Task – Look through the records below and collect all lines that hold the string "下列说法正确的是".

Source records –
++++++++++
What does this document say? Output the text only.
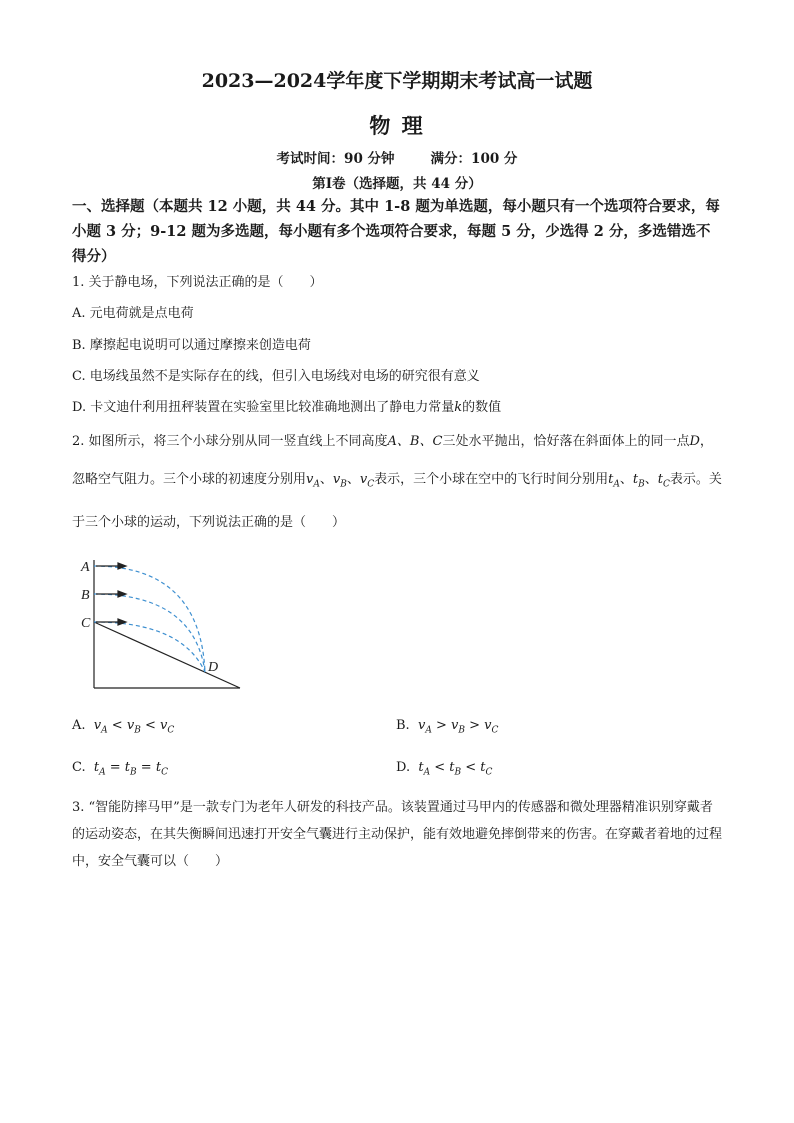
2023—2024学年度下学期期末考试高一试题
物 理
考试时间：90 分钟	满分：100 分
第Ⅰ卷（选择题，共 44 分）
一、选择题（本题共 12 小题，共 44 分。其中 1-8 题为单选题，每小题只有一个选项符合要求，每小题 3 分；9-12 题为多选题，每小题有多个选项符合要求，每题 5 分，少选得 2 分，多选错选不得分）
1. 关于静电场，下列说法正确的是（　　）
A. 元电荷就是点电荷
B. 摩擦起电说明可以通过摩擦来创造电荷
C. 电场线虽然不是实际存在的线，但引入电场线对电场的研究很有意义
D. 卡文迪什利用扭秤装置在实验室里比较准确地测出了静电力常量k的数值
2. 如图所示，将三个小球分别从同一竖直线上不同高度A、B、C三处水平抛出，恰好落在斜面体上的同一点D，忽略空气阻力。三个小球的初速度分别用$v_A$、$v_B$、$v_C$表示，三个小球在空中的飞行时间分别用$t_A$、$t_B$、$t_C$表示。关于三个小球的运动，下列说法正确的是（　　）
A
B
C
D
A. $v_A < v_B < v_C$	B. $v_A > v_B > v_C$
C. $t_A = t_B = t_C$	D. $t_A < t_B < t_C$
3. “智能防摔马甲”是一款专门为老年人研发的科技产品。该装置通过马甲内的传感器和微处理器精准识别穿戴者的运动姿态，在其失衡瞬间迅速打开安全气囊进行主动保护，能有效地避免摔倒带来的伤害。在穿戴者着地的过程中，安全气囊可以（　　）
++++++++++
Task solution –
1. 关于静电场，下列说法正确的是（　　）
2. 如图所示，将三个小球分别从同一竖直线上不同高度A、B、C三处水平抛出，恰好落在斜面体上的同一点D，忽略空气阻力。三个小球的初速度分别用$v_A$、$v_B$、$v_C$表示，三个小球在空中的飞行时间分别用$t_A$、$t_B$、$t_C$表示。关于三个小球的运动，下列说法正确的是（　　）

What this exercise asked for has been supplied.